SHORT TASK: Find how many lines hold the word "grid" and give that number only.

(Records from a collection of figures)
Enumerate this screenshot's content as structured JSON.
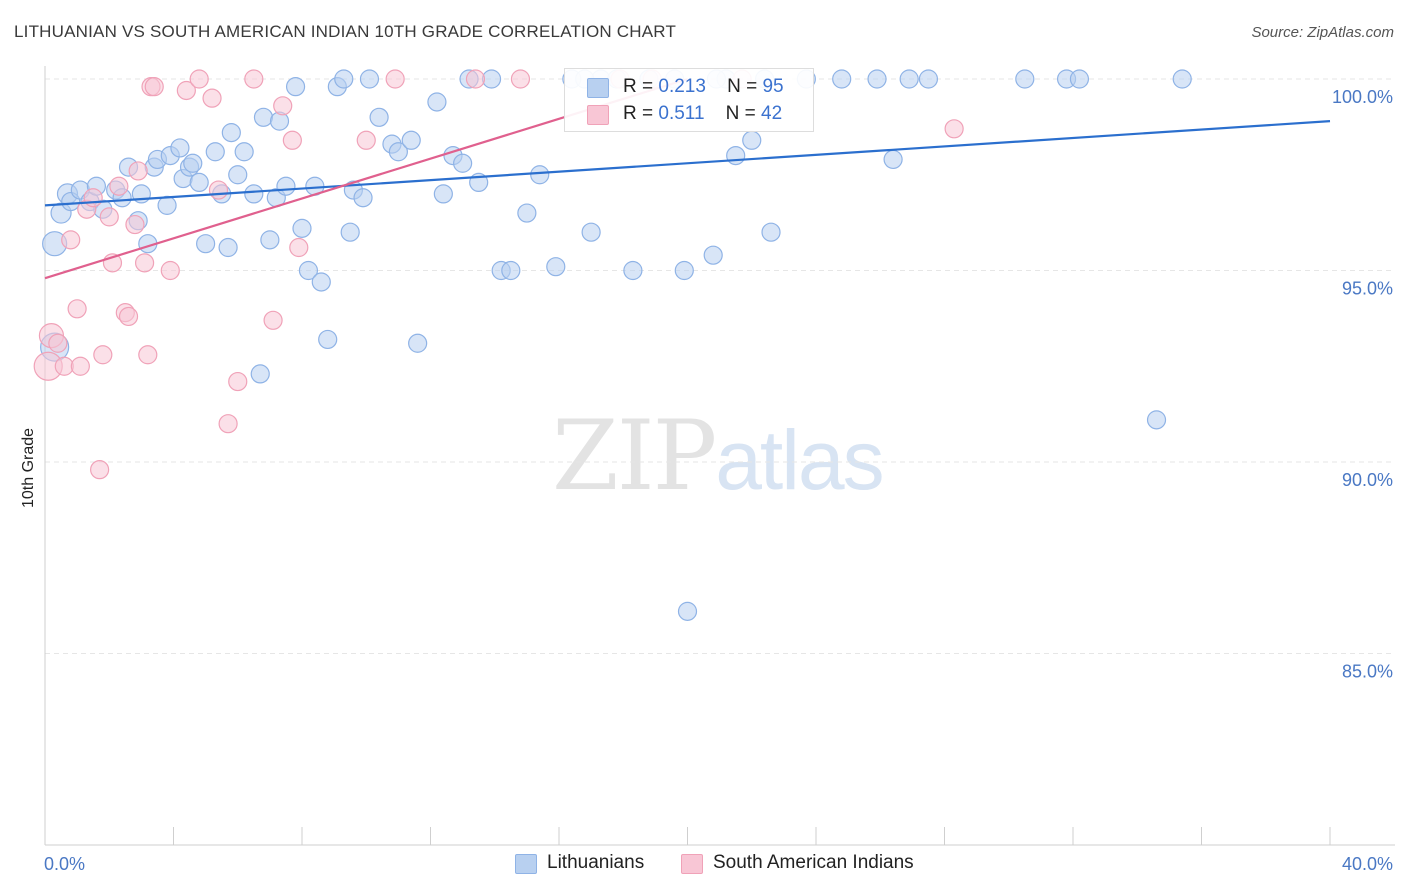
{
  "title": "LITHUANIAN VS SOUTH AMERICAN INDIAN 10TH GRADE CORRELATION CHART",
  "source": "Source: ZipAtlas.com",
  "watermark": {
    "zip": "ZIP",
    "atlas": "atlas"
  },
  "legend": {
    "r_label": "R =",
    "n_label": "N =",
    "series": [
      {
        "r": "0.213",
        "n": "95"
      },
      {
        "r": "0.511",
        "n": "42"
      }
    ]
  },
  "bottom_legend": [
    "Lithuanians",
    "South American Indians"
  ],
  "colors": {
    "blue_fill": "#b8d0f0",
    "blue_stroke": "#8fb3e6",
    "blue_line": "#2b6fce",
    "pink_fill": "#f8c6d5",
    "pink_stroke": "#f0a2b8",
    "pink_line": "#e0608e",
    "tick_text": "#4a78c4",
    "grid": "#e6e6e6"
  },
  "chart_data": {
    "type": "scatter",
    "title": "LITHUANIAN VS SOUTH AMERICAN INDIAN 10TH GRADE CORRELATION CHART",
    "xlabel": "",
    "ylabel": "10th Grade",
    "xlim": [
      0,
      40
    ],
    "ylim": [
      80.5,
      100.8
    ],
    "x_tick_labels": [
      "0.0%",
      "40.0%"
    ],
    "y_ticks": [
      85,
      90,
      95,
      100
    ],
    "y_tick_labels": [
      "85.0%",
      "90.0%",
      "95.0%",
      "100.0%"
    ],
    "grid": "horizontal dashed",
    "legend_position": "top-center",
    "series": [
      {
        "name": "Lithuanians",
        "color": "#b8d0f0",
        "trend": {
          "x": [
            0,
            40
          ],
          "y": [
            96.7,
            98.9
          ]
        },
        "points": [
          [
            0.3,
            93.0,
            14
          ],
          [
            0.3,
            95.7,
            12
          ],
          [
            0.5,
            96.5,
            10
          ],
          [
            0.7,
            97.0,
            10
          ],
          [
            0.8,
            96.8,
            9
          ],
          [
            1.1,
            97.1,
            9
          ],
          [
            1.4,
            96.8,
            9
          ],
          [
            1.6,
            97.2,
            9
          ],
          [
            1.8,
            96.6,
            9
          ],
          [
            2.2,
            97.1,
            9
          ],
          [
            2.4,
            96.9,
            9
          ],
          [
            2.6,
            97.7,
            9
          ],
          [
            2.9,
            96.3,
            9
          ],
          [
            3.0,
            97.0,
            9
          ],
          [
            3.2,
            95.7,
            9
          ],
          [
            3.4,
            97.7,
            9
          ],
          [
            3.5,
            97.9,
            9
          ],
          [
            3.8,
            96.7,
            9
          ],
          [
            3.9,
            98.0,
            9
          ],
          [
            4.2,
            98.2,
            9
          ],
          [
            4.3,
            97.4,
            9
          ],
          [
            4.5,
            97.7,
            9
          ],
          [
            4.6,
            97.8,
            9
          ],
          [
            4.8,
            97.3,
            9
          ],
          [
            5.0,
            95.7,
            9
          ],
          [
            5.3,
            98.1,
            9
          ],
          [
            5.5,
            97.0,
            9
          ],
          [
            5.7,
            95.6,
            9
          ],
          [
            5.8,
            98.6,
            9
          ],
          [
            6.0,
            97.5,
            9
          ],
          [
            6.2,
            98.1,
            9
          ],
          [
            6.5,
            97.0,
            9
          ],
          [
            6.7,
            92.3,
            9
          ],
          [
            6.8,
            99.0,
            9
          ],
          [
            7.0,
            95.8,
            9
          ],
          [
            7.2,
            96.9,
            9
          ],
          [
            7.3,
            98.9,
            9
          ],
          [
            7.5,
            97.2,
            9
          ],
          [
            7.8,
            99.8,
            9
          ],
          [
            8.0,
            96.1,
            9
          ],
          [
            8.2,
            95.0,
            9
          ],
          [
            8.4,
            97.2,
            9
          ],
          [
            8.6,
            94.7,
            9
          ],
          [
            8.8,
            93.2,
            9
          ],
          [
            9.1,
            99.8,
            9
          ],
          [
            9.3,
            100.0,
            9
          ],
          [
            9.5,
            96.0,
            9
          ],
          [
            9.6,
            97.1,
            9
          ],
          [
            9.9,
            96.9,
            9
          ],
          [
            10.1,
            100.0,
            9
          ],
          [
            10.4,
            99.0,
            9
          ],
          [
            10.8,
            98.3,
            9
          ],
          [
            11.0,
            98.1,
            9
          ],
          [
            11.4,
            98.4,
            9
          ],
          [
            11.6,
            93.1,
            9
          ],
          [
            12.2,
            99.4,
            9
          ],
          [
            12.4,
            97.0,
            9
          ],
          [
            12.7,
            98.0,
            9
          ],
          [
            13.0,
            97.8,
            9
          ],
          [
            13.2,
            100.0,
            9
          ],
          [
            13.5,
            97.3,
            9
          ],
          [
            13.9,
            100.0,
            9
          ],
          [
            14.2,
            95.0,
            9
          ],
          [
            14.5,
            95.0,
            9
          ],
          [
            15.0,
            96.5,
            9
          ],
          [
            15.4,
            97.5,
            9
          ],
          [
            15.9,
            95.1,
            9
          ],
          [
            16.4,
            100.0,
            9
          ],
          [
            17.0,
            96.0,
            9
          ],
          [
            17.3,
            100.0,
            9
          ],
          [
            17.8,
            100.0,
            9
          ],
          [
            18.3,
            95.0,
            9
          ],
          [
            18.8,
            100.0,
            9
          ],
          [
            19.6,
            100.0,
            9
          ],
          [
            19.9,
            95.0,
            9
          ],
          [
            20.0,
            86.1,
            9
          ],
          [
            20.8,
            95.4,
            9
          ],
          [
            21.2,
            100.0,
            9
          ],
          [
            21.5,
            98.0,
            9
          ],
          [
            22.0,
            98.4,
            9
          ],
          [
            22.4,
            100.0,
            9
          ],
          [
            22.6,
            96.0,
            9
          ],
          [
            23.7,
            100.0,
            9
          ],
          [
            24.8,
            100.0,
            9
          ],
          [
            25.9,
            100.0,
            9
          ],
          [
            26.4,
            97.9,
            9
          ],
          [
            26.9,
            100.0,
            9
          ],
          [
            27.5,
            100.0,
            9
          ],
          [
            30.5,
            100.0,
            9
          ],
          [
            31.8,
            100.0,
            9
          ],
          [
            32.2,
            100.0,
            9
          ],
          [
            34.6,
            91.1,
            9
          ],
          [
            35.4,
            100.0,
            9
          ],
          [
            20.9,
            100.0,
            9
          ],
          [
            16.8,
            100.0,
            9
          ]
        ]
      },
      {
        "name": "South American Indians",
        "color": "#f8c6d5",
        "trend": {
          "x": [
            0,
            20.0
          ],
          "y": [
            94.8,
            100.0
          ]
        },
        "points": [
          [
            0.1,
            92.5,
            14
          ],
          [
            0.2,
            93.3,
            12
          ],
          [
            0.4,
            93.1,
            9
          ],
          [
            0.6,
            92.5,
            9
          ],
          [
            0.8,
            95.8,
            9
          ],
          [
            1.0,
            94.0,
            9
          ],
          [
            1.1,
            92.5,
            9
          ],
          [
            1.3,
            96.6,
            9
          ],
          [
            1.5,
            96.9,
            9
          ],
          [
            1.7,
            89.8,
            9
          ],
          [
            1.8,
            92.8,
            9
          ],
          [
            2.0,
            96.4,
            9
          ],
          [
            2.1,
            95.2,
            9
          ],
          [
            2.3,
            97.2,
            9
          ],
          [
            2.5,
            93.9,
            9
          ],
          [
            2.6,
            93.8,
            9
          ],
          [
            2.8,
            96.2,
            9
          ],
          [
            2.9,
            97.6,
            9
          ],
          [
            3.1,
            95.2,
            9
          ],
          [
            3.2,
            92.8,
            9
          ],
          [
            3.3,
            99.8,
            9
          ],
          [
            3.4,
            99.8,
            9
          ],
          [
            3.9,
            95.0,
            9
          ],
          [
            4.4,
            99.7,
            9
          ],
          [
            4.8,
            100.0,
            9
          ],
          [
            5.2,
            99.5,
            9
          ],
          [
            5.4,
            97.1,
            9
          ],
          [
            5.7,
            91.0,
            9
          ],
          [
            6.0,
            92.1,
            9
          ],
          [
            6.5,
            100.0,
            9
          ],
          [
            7.1,
            93.7,
            9
          ],
          [
            7.4,
            99.3,
            9
          ],
          [
            7.7,
            98.4,
            9
          ],
          [
            7.9,
            95.6,
            9
          ],
          [
            10.0,
            98.4,
            9
          ],
          [
            10.9,
            100.0,
            9
          ],
          [
            13.4,
            100.0,
            9
          ],
          [
            14.8,
            100.0,
            9
          ],
          [
            17.9,
            100.0,
            9
          ],
          [
            18.9,
            100.0,
            9
          ],
          [
            28.3,
            98.7,
            9
          ],
          [
            21.7,
            100.0,
            9
          ]
        ]
      }
    ]
  }
}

TASK ANSWER: 2